* start Working data *

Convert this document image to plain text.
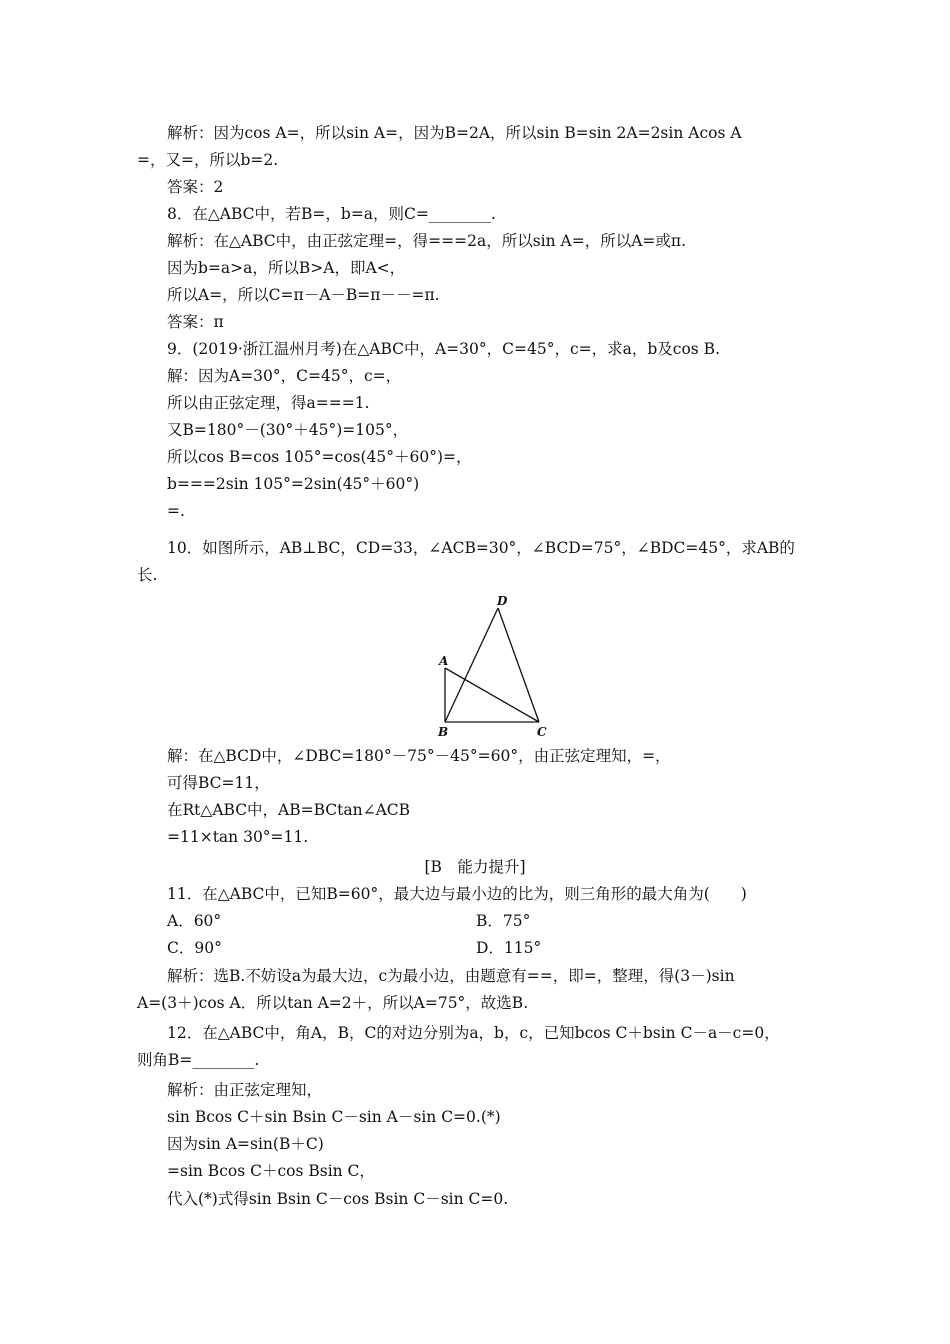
解析：因为cos A=，所以sin A=，因为B=2A，所以sin B=sin 2A=2sin Acos A
=，又=，所以b=2.
答案：2
8．在△ABC中，若B=，b=a，则C=________.
解析：在△ABC中，由正弦定理=，得===2a，所以sin A=，所以A=或π.
因为b=a>a，所以B>A，即A<，
所以A=，所以C=π－A－B=π－－=π.
答案：π
9．(2019·浙江温州月考)在△ABC中，A=30°，C=45°，c=，求a，b及cos B.
解：因为A=30°，C=45°，c=，
所以由正弦定理，得a===1.
又B=180°－(30°＋45°)=105°，
所以cos B=cos 105°=cos(45°＋60°)=，
b===2sin 105°=2sin(45°＋60°)
=.
10．如图所示，AB⊥BC，CD=33，∠ACB=30°，∠BCD=75°，∠BDC=45°，求AB的
长.
D
A
B	C
解：在△BCD中，∠DBC=180°－75°－45°=60°，由正弦定理知，=，
可得BC=11，
在Rt△ABC中，AB=BCtan∠ACB
=11×tan 30°=11.
[B　能力提升]
11．在△ABC中，已知B=60°，最大边与最小边的比为，则三角形的最大角为(　　)
A．60°	B．75°
C．90°	D．115°
解析：选B.不妨设a为最大边，c为最小边，由题意有==，即=，整理，得(3－)sin
A=(3＋)cos A．所以tan A=2＋，所以A=75°，故选B.
12．在△ABC中，角A，B，C的对边分别为a，b，c，已知bcos C＋bsin C－a－c=0，
则角B=________.
解析：由正弦定理知，
sin Bcos C＋sin Bsin C－sin A－sin C=0.(*)
因为sin A=sin(B＋C)
=sin Bcos C＋cos Bsin C，
代入(*)式得sin Bsin C－cos Bsin C－sin C=0.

* end Working data *

Set task
Where a line above contains the word "所以sin", copy that line.

Expected output
解析：因为cos A=，所以sin A=，因为B=2A，所以sin B=sin 2A=2sin Acos A
解析：在△ABC中，由正弦定理=，得===2a，所以sin A=，所以A=或π.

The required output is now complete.